**GIVEN DATA:**
- - - - -

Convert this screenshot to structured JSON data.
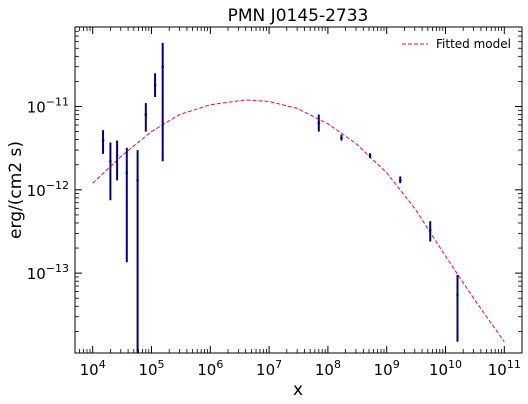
{
  "chart_data": {
    "type": "scatter",
    "title": "PMN J0145-2733",
    "xlabel": "x",
    "ylabel": "erg/(cm2 s)",
    "xscale": "log",
    "yscale": "log",
    "xlim": [
      5000,
      200000000000
    ],
    "ylim": [
      1.1e-14,
      9e-11
    ],
    "x_ticks": [
      {
        "value": 10000,
        "label": "10",
        "exp": "4"
      },
      {
        "value": 100000,
        "label": "10",
        "exp": "5"
      },
      {
        "value": 1000000,
        "label": "10",
        "exp": "6"
      },
      {
        "value": 10000000,
        "label": "10",
        "exp": "7"
      },
      {
        "value": 100000000,
        "label": "10",
        "exp": "8"
      },
      {
        "value": 1000000000,
        "label": "10",
        "exp": "9"
      },
      {
        "value": 10000000000,
        "label": "10",
        "exp": "10"
      },
      {
        "value": 100000000000,
        "label": "10",
        "exp": "11"
      }
    ],
    "y_ticks": [
      {
        "value": 1e-13,
        "label": "10",
        "exp": "−13"
      },
      {
        "value": 1e-12,
        "label": "10",
        "exp": "−12"
      },
      {
        "value": 1e-11,
        "label": "10",
        "exp": "−11"
      }
    ],
    "grid": false,
    "legend_position": "top-right",
    "series": [
      {
        "name": "Fitted model",
        "kind": "line",
        "style": "dashed",
        "color": "#dc143c",
        "x": [
          10000,
          30000,
          100000,
          300000,
          1000000,
          4000000,
          10000000,
          30000000,
          100000000,
          300000000,
          1000000000,
          3000000000,
          10000000000,
          30000000000,
          100000000000
        ],
        "y": [
          1.2e-12,
          2.5e-12,
          5e-12,
          8e-12,
          1.05e-11,
          1.2e-11,
          1.15e-11,
          9.5e-12,
          6.2e-12,
          3.6e-12,
          1.6e-12,
          6e-13,
          1.6e-13,
          5e-14,
          1.5e-14
        ]
      },
      {
        "name": "",
        "kind": "errorbar",
        "color": "#00007f",
        "points": [
          {
            "x": 15000,
            "y": 3.9e-12,
            "ylo": 2.7e-12,
            "yhi": 5.2e-12
          },
          {
            "x": 20000,
            "y": 2.2e-12,
            "ylo": 7.5e-13,
            "yhi": 3.7e-12
          },
          {
            "x": 26000,
            "y": 2.6e-12,
            "ylo": 1.3e-12,
            "yhi": 3.9e-12
          },
          {
            "x": 38000,
            "y": 1.6e-12,
            "ylo": 1.35e-13,
            "yhi": 3.2e-12
          },
          {
            "x": 58000,
            "y": 1.3e-12,
            "ylo": 1e-14,
            "yhi": 3e-12
          },
          {
            "x": 80000,
            "y": 8e-12,
            "ylo": 5e-12,
            "yhi": 1.1e-11
          },
          {
            "x": 115000,
            "y": 1.8e-11,
            "ylo": 1.3e-11,
            "yhi": 2.5e-11
          },
          {
            "x": 155000,
            "y": 3e-11,
            "ylo": 2.2e-12,
            "yhi": 5.8e-11
          },
          {
            "x": 70000000,
            "y": 6.3e-12,
            "ylo": 5e-12,
            "yhi": 8e-12
          },
          {
            "x": 170000000,
            "y": 4.2e-12,
            "ylo": 3.9e-12,
            "yhi": 4.6e-12
          },
          {
            "x": 520000000,
            "y": 2.6e-12,
            "ylo": 2.4e-12,
            "yhi": 2.75e-12
          },
          {
            "x": 1700000000,
            "y": 1.3e-12,
            "ylo": 1.2e-12,
            "yhi": 1.45e-12
          },
          {
            "x": 5500000000,
            "y": 3.3e-13,
            "ylo": 2.4e-13,
            "yhi": 4.2e-13
          },
          {
            "x": 16000000000,
            "y": 5.5e-14,
            "ylo": 1.5e-14,
            "yhi": 9.5e-14
          }
        ]
      }
    ]
  }
}
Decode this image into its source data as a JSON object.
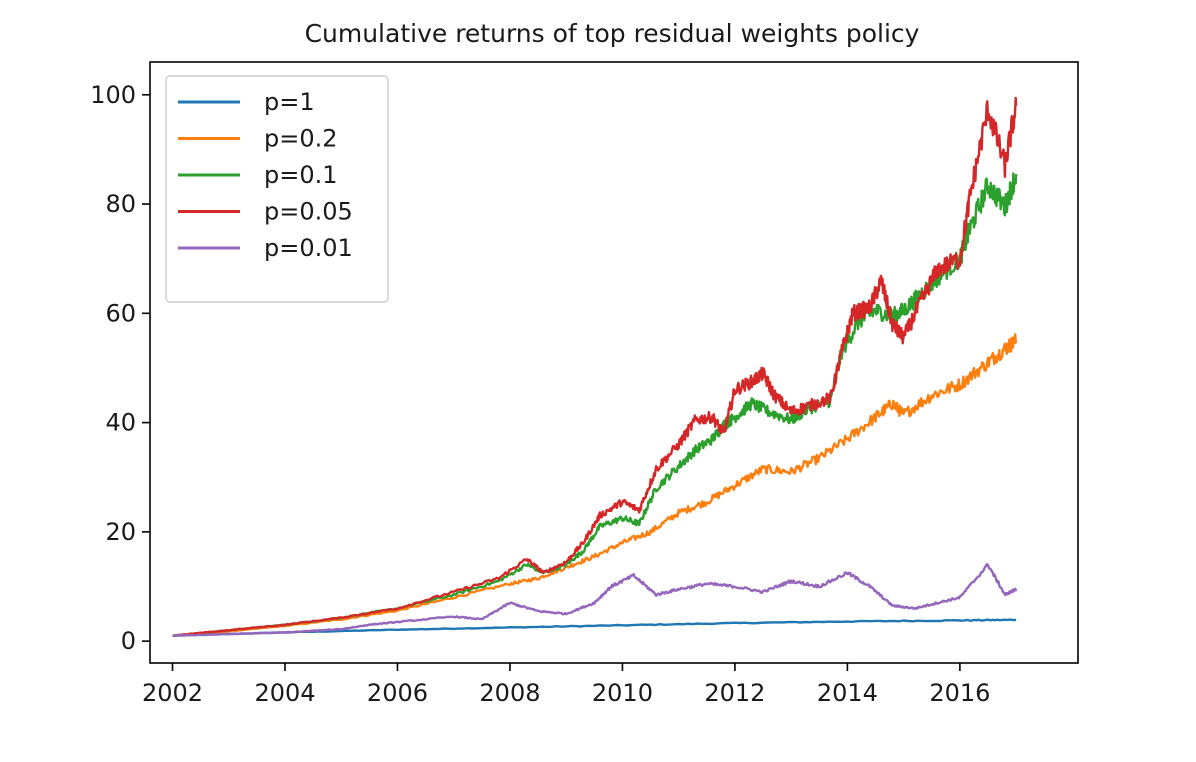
{
  "chart_data": {
    "type": "line",
    "title": "Cumulative returns of top residual weights policy",
    "xlabel": "",
    "ylabel": "",
    "xlim": [
      2001.6,
      2018.1
    ],
    "ylim": [
      -4,
      106
    ],
    "xticks": [
      2002,
      2004,
      2006,
      2008,
      2010,
      2012,
      2014,
      2016
    ],
    "yticks": [
      0,
      20,
      40,
      60,
      80,
      100
    ],
    "grid": false,
    "legend": {
      "position": "upper-left"
    },
    "series": [
      {
        "name": "p=1",
        "color": "#1f77b4",
        "points": [
          [
            2002.0,
            1.0
          ],
          [
            2004.0,
            1.6
          ],
          [
            2006.0,
            2.1
          ],
          [
            2008.0,
            2.5
          ],
          [
            2010.0,
            2.9
          ],
          [
            2012.0,
            3.3
          ],
          [
            2014.0,
            3.6
          ],
          [
            2016.0,
            3.8
          ],
          [
            2017.0,
            3.9
          ]
        ]
      },
      {
        "name": "p=0.2",
        "color": "#ff7f0e",
        "points": [
          [
            2002.0,
            1.0
          ],
          [
            2003.0,
            1.8
          ],
          [
            2004.0,
            2.8
          ],
          [
            2005.0,
            4.0
          ],
          [
            2006.0,
            5.6
          ],
          [
            2007.0,
            8.0
          ],
          [
            2008.0,
            10.5
          ],
          [
            2008.5,
            11.5
          ],
          [
            2009.0,
            13.5
          ],
          [
            2009.5,
            15.5
          ],
          [
            2010.0,
            18.0
          ],
          [
            2010.5,
            20.0
          ],
          [
            2011.0,
            23.5
          ],
          [
            2011.5,
            25.5
          ],
          [
            2012.0,
            28.5
          ],
          [
            2012.5,
            31.5
          ],
          [
            2013.0,
            31.0
          ],
          [
            2013.5,
            33.5
          ],
          [
            2014.0,
            37.0
          ],
          [
            2014.5,
            41.0
          ],
          [
            2014.8,
            43.5
          ],
          [
            2015.0,
            41.5
          ],
          [
            2015.5,
            45.0
          ],
          [
            2016.0,
            47.0
          ],
          [
            2016.5,
            51.0
          ],
          [
            2016.8,
            53.5
          ],
          [
            2017.0,
            55.0
          ]
        ]
      },
      {
        "name": "p=0.1",
        "color": "#2ca02c",
        "points": [
          [
            2002.0,
            1.0
          ],
          [
            2003.0,
            2.0
          ],
          [
            2004.0,
            3.0
          ],
          [
            2005.0,
            4.3
          ],
          [
            2006.0,
            6.0
          ],
          [
            2007.0,
            8.5
          ],
          [
            2007.8,
            11.0
          ],
          [
            2008.3,
            14.0
          ],
          [
            2008.6,
            12.5
          ],
          [
            2009.0,
            14.0
          ],
          [
            2009.3,
            16.5
          ],
          [
            2009.6,
            21.0
          ],
          [
            2010.0,
            22.5
          ],
          [
            2010.3,
            21.5
          ],
          [
            2010.6,
            28.0
          ],
          [
            2011.0,
            32.0
          ],
          [
            2011.3,
            35.0
          ],
          [
            2011.6,
            37.0
          ],
          [
            2011.8,
            39.5
          ],
          [
            2012.0,
            41.0
          ],
          [
            2012.3,
            43.5
          ],
          [
            2012.6,
            42.0
          ],
          [
            2013.0,
            40.5
          ],
          [
            2013.3,
            42.5
          ],
          [
            2013.7,
            44.0
          ],
          [
            2013.9,
            53.0
          ],
          [
            2014.2,
            58.5
          ],
          [
            2014.5,
            60.5
          ],
          [
            2014.8,
            59.5
          ],
          [
            2015.0,
            60.5
          ],
          [
            2015.3,
            63.5
          ],
          [
            2015.6,
            66.5
          ],
          [
            2016.0,
            70.0
          ],
          [
            2016.2,
            76.0
          ],
          [
            2016.5,
            83.5
          ],
          [
            2016.8,
            79.5
          ],
          [
            2017.0,
            85.5
          ]
        ]
      },
      {
        "name": "p=0.05",
        "color": "#d62728",
        "points": [
          [
            2002.0,
            1.0
          ],
          [
            2003.0,
            2.0
          ],
          [
            2004.0,
            3.0
          ],
          [
            2005.0,
            4.3
          ],
          [
            2006.0,
            6.0
          ],
          [
            2007.0,
            9.0
          ],
          [
            2007.8,
            11.5
          ],
          [
            2008.3,
            15.0
          ],
          [
            2008.6,
            12.5
          ],
          [
            2009.0,
            14.5
          ],
          [
            2009.3,
            18.0
          ],
          [
            2009.6,
            23.0
          ],
          [
            2010.0,
            25.5
          ],
          [
            2010.3,
            24.0
          ],
          [
            2010.6,
            31.5
          ],
          [
            2011.0,
            36.0
          ],
          [
            2011.3,
            40.5
          ],
          [
            2011.6,
            41.0
          ],
          [
            2011.8,
            38.0
          ],
          [
            2012.0,
            46.0
          ],
          [
            2012.3,
            47.5
          ],
          [
            2012.5,
            49.0
          ],
          [
            2012.7,
            45.0
          ],
          [
            2013.0,
            42.0
          ],
          [
            2013.3,
            43.0
          ],
          [
            2013.7,
            44.5
          ],
          [
            2013.9,
            53.0
          ],
          [
            2014.1,
            60.0
          ],
          [
            2014.4,
            61.0
          ],
          [
            2014.6,
            66.0
          ],
          [
            2014.8,
            58.0
          ],
          [
            2015.0,
            55.5
          ],
          [
            2015.3,
            62.0
          ],
          [
            2015.6,
            68.0
          ],
          [
            2016.0,
            70.0
          ],
          [
            2016.2,
            82.5
          ],
          [
            2016.5,
            97.5
          ],
          [
            2016.8,
            87.0
          ],
          [
            2017.0,
            98.0
          ]
        ]
      },
      {
        "name": "p=0.01",
        "color": "#9467bd",
        "points": [
          [
            2002.0,
            1.0
          ],
          [
            2003.0,
            1.3
          ],
          [
            2004.0,
            1.6
          ],
          [
            2005.0,
            2.2
          ],
          [
            2005.5,
            3.0
          ],
          [
            2006.0,
            3.5
          ],
          [
            2007.0,
            4.5
          ],
          [
            2007.5,
            4.0
          ],
          [
            2008.0,
            7.0
          ],
          [
            2008.5,
            5.5
          ],
          [
            2009.0,
            5.0
          ],
          [
            2009.5,
            7.0
          ],
          [
            2009.8,
            10.0
          ],
          [
            2010.2,
            12.0
          ],
          [
            2010.6,
            8.5
          ],
          [
            2011.0,
            9.5
          ],
          [
            2011.5,
            10.5
          ],
          [
            2012.0,
            10.0
          ],
          [
            2012.5,
            9.0
          ],
          [
            2013.0,
            11.0
          ],
          [
            2013.5,
            10.0
          ],
          [
            2014.0,
            12.5
          ],
          [
            2014.4,
            10.0
          ],
          [
            2014.8,
            6.5
          ],
          [
            2015.2,
            6.0
          ],
          [
            2015.6,
            7.0
          ],
          [
            2016.0,
            8.0
          ],
          [
            2016.5,
            14.0
          ],
          [
            2016.8,
            8.5
          ],
          [
            2017.0,
            9.5
          ]
        ]
      }
    ]
  }
}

- - - - -

**PROBLEM DETAILS:**
Across all the entries, count the lines that contain the word "color" and give the number by itself.

**REPLY TO THE EXERCISE:**
7